Leave out the pictures and repeat the rest of the material exactly.
╭─ Supplied material
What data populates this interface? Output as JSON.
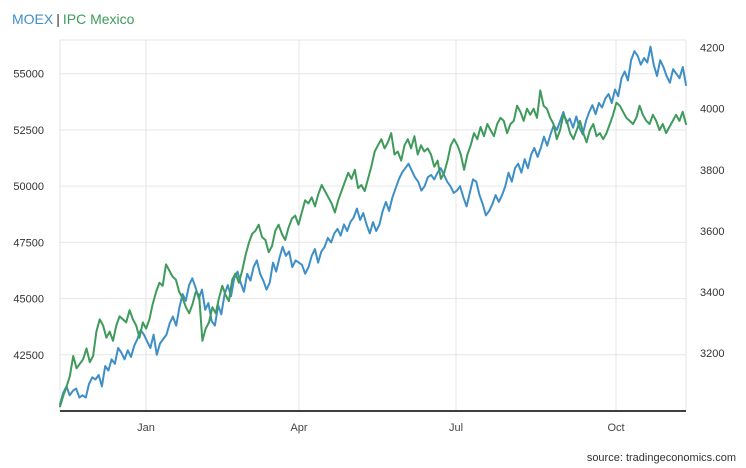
{
  "title": {
    "series1": "MOEX",
    "separator": "|",
    "series2": "IPC Mexico"
  },
  "source": "source: tradingeconomics.com",
  "colors": {
    "series1": "#3f8fc7",
    "series2": "#3f9a5c",
    "grid": "#e6e6e6",
    "axis": "#000000"
  },
  "chart_data": {
    "type": "line",
    "grid": true,
    "title": "",
    "xlabel": "",
    "x_ticks": [
      "Jan",
      "Apr",
      "Jul",
      "Oct"
    ],
    "y_left": {
      "ticks": [
        42500,
        45000,
        47500,
        50000,
        52500,
        55000
      ],
      "range": [
        40000,
        56500
      ]
    },
    "y_right": {
      "ticks": [
        3200,
        3400,
        3600,
        3800,
        4000,
        4200
      ],
      "range": [
        3010,
        4225
      ]
    },
    "series": [
      {
        "name": "MOEX",
        "axis": "left",
        "values": [
          40300,
          40800,
          41100,
          40700,
          40900,
          41000,
          40600,
          40700,
          40600,
          41200,
          41500,
          41400,
          41600,
          41100,
          42000,
          41800,
          42300,
          42100,
          42800,
          42600,
          42300,
          42700,
          42400,
          42900,
          43200,
          43600,
          43400,
          43100,
          42800,
          43400,
          42500,
          43000,
          43200,
          43400,
          43900,
          44200,
          43800,
          44600,
          45200,
          44900,
          45600,
          45900,
          45500,
          45000,
          45400,
          44500,
          44800,
          44000,
          43800,
          44700,
          44300,
          45200,
          45600,
          45100,
          45900,
          46200,
          45700,
          45300,
          46100,
          45800,
          46400,
          46700,
          46100,
          45800,
          45400,
          45700,
          46600,
          46200,
          46800,
          47300,
          46900,
          47100,
          46400,
          46700,
          46600,
          46500,
          46100,
          46400,
          46900,
          47200,
          46600,
          47100,
          47300,
          47700,
          47500,
          47900,
          48100,
          47800,
          48300,
          48000,
          48400,
          48600,
          49000,
          48500,
          48800,
          48300,
          47900,
          48400,
          48000,
          48300,
          48900,
          49300,
          48900,
          49500,
          49900,
          50300,
          50600,
          50800,
          51000,
          50700,
          50400,
          50200,
          49800,
          50000,
          50400,
          50500,
          50300,
          50600,
          50800,
          50500,
          50200,
          50000,
          49700,
          49800,
          50000,
          49500,
          49100,
          49700,
          50300,
          50200,
          49600,
          49200,
          48700,
          48900,
          49200,
          49600,
          49300,
          49600,
          50000,
          50600,
          50200,
          50800,
          51000,
          50600,
          51200,
          50800,
          51400,
          51700,
          51300,
          51700,
          52200,
          51800,
          52300,
          52700,
          52500,
          52900,
          53300,
          52800,
          53000,
          52600,
          53100,
          52600,
          52300,
          52900,
          53300,
          53600,
          53200,
          53700,
          53500,
          53900,
          54100,
          53700,
          54300,
          54000,
          54800,
          55100,
          54700,
          55600,
          56000,
          55800,
          55400,
          55700,
          55500,
          56200,
          55400,
          54900,
          55600,
          55300,
          54900,
          54600,
          55200,
          55000,
          54800,
          55300,
          54500
        ]
      },
      {
        "name": "IPC Mexico",
        "axis": "right",
        "values": [
          3025,
          3060,
          3090,
          3125,
          3190,
          3150,
          3165,
          3180,
          3215,
          3170,
          3190,
          3270,
          3310,
          3290,
          3250,
          3270,
          3240,
          3290,
          3320,
          3310,
          3300,
          3340,
          3310,
          3290,
          3250,
          3300,
          3280,
          3310,
          3360,
          3400,
          3430,
          3420,
          3490,
          3470,
          3450,
          3440,
          3400,
          3380,
          3350,
          3330,
          3360,
          3400,
          3390,
          3240,
          3280,
          3300,
          3350,
          3330,
          3380,
          3420,
          3390,
          3370,
          3440,
          3460,
          3430,
          3470,
          3520,
          3560,
          3590,
          3600,
          3620,
          3580,
          3570,
          3530,
          3550,
          3600,
          3620,
          3590,
          3570,
          3610,
          3640,
          3650,
          3620,
          3660,
          3700,
          3690,
          3710,
          3680,
          3720,
          3750,
          3730,
          3710,
          3690,
          3660,
          3700,
          3730,
          3760,
          3790,
          3770,
          3800,
          3740,
          3750,
          3730,
          3770,
          3810,
          3860,
          3880,
          3900,
          3870,
          3890,
          3920,
          3850,
          3860,
          3830,
          3880,
          3900,
          3870,
          3910,
          3850,
          3880,
          3860,
          3870,
          3850,
          3810,
          3830,
          3770,
          3790,
          3830,
          3880,
          3900,
          3880,
          3850,
          3800,
          3850,
          3880,
          3920,
          3900,
          3940,
          3910,
          3950,
          3930,
          3910,
          3950,
          3970,
          3960,
          3920,
          3950,
          3960,
          4010,
          3990,
          3960,
          4000,
          3980,
          4000,
          3970,
          4060,
          4010,
          4000,
          3970,
          3950,
          3900,
          3930,
          3980,
          3960,
          3920,
          3900,
          3930,
          3960,
          3920,
          3890,
          3930,
          3950,
          3910,
          3920,
          3900,
          3920,
          3950,
          3980,
          4020,
          4010,
          3990,
          3970,
          3960,
          3950,
          3970,
          4010,
          3980,
          3960,
          3950,
          3980,
          3960,
          3930,
          3950,
          3920,
          3940,
          3960,
          3980,
          3960,
          3990,
          3950
        ]
      }
    ]
  }
}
╰─
▸ Task answer:
What data populates this interface? Output as JSON.
{
  "title": {
    "series1": "MOEX",
    "separator": "|",
    "series2": "IPC Mexico"
  },
  "source": "source: tradingeconomics.com",
  "colors": {
    "series1": "#3f8fc7",
    "series2": "#3f9a5c",
    "grid": "#e6e6e6",
    "axis": "#000000"
  },
  "chart_data": {
    "type": "line",
    "grid": true,
    "title": "",
    "xlabel": "",
    "x_ticks": [
      "Jan",
      "Apr",
      "Jul",
      "Oct"
    ],
    "y_left": {
      "ticks": [
        42500,
        45000,
        47500,
        50000,
        52500,
        55000
      ],
      "range": [
        40000,
        56500
      ]
    },
    "y_right": {
      "ticks": [
        3200,
        3400,
        3600,
        3800,
        4000,
        4200
      ],
      "range": [
        3010,
        4225
      ]
    },
    "series": [
      {
        "name": "MOEX",
        "axis": "left",
        "values": [
          40300,
          40800,
          41100,
          40700,
          40900,
          41000,
          40600,
          40700,
          40600,
          41200,
          41500,
          41400,
          41600,
          41100,
          42000,
          41800,
          42300,
          42100,
          42800,
          42600,
          42300,
          42700,
          42400,
          42900,
          43200,
          43600,
          43400,
          43100,
          42800,
          43400,
          42500,
          43000,
          43200,
          43400,
          43900,
          44200,
          43800,
          44600,
          45200,
          44900,
          45600,
          45900,
          45500,
          45000,
          45400,
          44500,
          44800,
          44000,
          43800,
          44700,
          44300,
          45200,
          45600,
          45100,
          45900,
          46200,
          45700,
          45300,
          46100,
          45800,
          46400,
          46700,
          46100,
          45800,
          45400,
          45700,
          46600,
          46200,
          46800,
          47300,
          46900,
          47100,
          46400,
          46700,
          46600,
          46500,
          46100,
          46400,
          46900,
          47200,
          46600,
          47100,
          47300,
          47700,
          47500,
          47900,
          48100,
          47800,
          48300,
          48000,
          48400,
          48600,
          49000,
          48500,
          48800,
          48300,
          47900,
          48400,
          48000,
          48300,
          48900,
          49300,
          48900,
          49500,
          49900,
          50300,
          50600,
          50800,
          51000,
          50700,
          50400,
          50200,
          49800,
          50000,
          50400,
          50500,
          50300,
          50600,
          50800,
          50500,
          50200,
          50000,
          49700,
          49800,
          50000,
          49500,
          49100,
          49700,
          50300,
          50200,
          49600,
          49200,
          48700,
          48900,
          49200,
          49600,
          49300,
          49600,
          50000,
          50600,
          50200,
          50800,
          51000,
          50600,
          51200,
          50800,
          51400,
          51700,
          51300,
          51700,
          52200,
          51800,
          52300,
          52700,
          52500,
          52900,
          53300,
          52800,
          53000,
          52600,
          53100,
          52600,
          52300,
          52900,
          53300,
          53600,
          53200,
          53700,
          53500,
          53900,
          54100,
          53700,
          54300,
          54000,
          54800,
          55100,
          54700,
          55600,
          56000,
          55800,
          55400,
          55700,
          55500,
          56200,
          55400,
          54900,
          55600,
          55300,
          54900,
          54600,
          55200,
          55000,
          54800,
          55300,
          54500
        ]
      },
      {
        "name": "IPC Mexico",
        "axis": "right",
        "values": [
          3025,
          3060,
          3090,
          3125,
          3190,
          3150,
          3165,
          3180,
          3215,
          3170,
          3190,
          3270,
          3310,
          3290,
          3250,
          3270,
          3240,
          3290,
          3320,
          3310,
          3300,
          3340,
          3310,
          3290,
          3250,
          3300,
          3280,
          3310,
          3360,
          3400,
          3430,
          3420,
          3490,
          3470,
          3450,
          3440,
          3400,
          3380,
          3350,
          3330,
          3360,
          3400,
          3390,
          3240,
          3280,
          3300,
          3350,
          3330,
          3380,
          3420,
          3390,
          3370,
          3440,
          3460,
          3430,
          3470,
          3520,
          3560,
          3590,
          3600,
          3620,
          3580,
          3570,
          3530,
          3550,
          3600,
          3620,
          3590,
          3570,
          3610,
          3640,
          3650,
          3620,
          3660,
          3700,
          3690,
          3710,
          3680,
          3720,
          3750,
          3730,
          3710,
          3690,
          3660,
          3700,
          3730,
          3760,
          3790,
          3770,
          3800,
          3740,
          3750,
          3730,
          3770,
          3810,
          3860,
          3880,
          3900,
          3870,
          3890,
          3920,
          3850,
          3860,
          3830,
          3880,
          3900,
          3870,
          3910,
          3850,
          3880,
          3860,
          3870,
          3850,
          3810,
          3830,
          3770,
          3790,
          3830,
          3880,
          3900,
          3880,
          3850,
          3800,
          3850,
          3880,
          3920,
          3900,
          3940,
          3910,
          3950,
          3930,
          3910,
          3950,
          3970,
          3960,
          3920,
          3950,
          3960,
          4010,
          3990,
          3960,
          4000,
          3980,
          4000,
          3970,
          4060,
          4010,
          4000,
          3970,
          3950,
          3900,
          3930,
          3980,
          3960,
          3920,
          3900,
          3930,
          3960,
          3920,
          3890,
          3930,
          3950,
          3910,
          3920,
          3900,
          3920,
          3950,
          3980,
          4020,
          4010,
          3990,
          3970,
          3960,
          3950,
          3970,
          4010,
          3980,
          3960,
          3950,
          3980,
          3960,
          3930,
          3950,
          3920,
          3940,
          3960,
          3980,
          3960,
          3990,
          3950
        ]
      }
    ]
  }
}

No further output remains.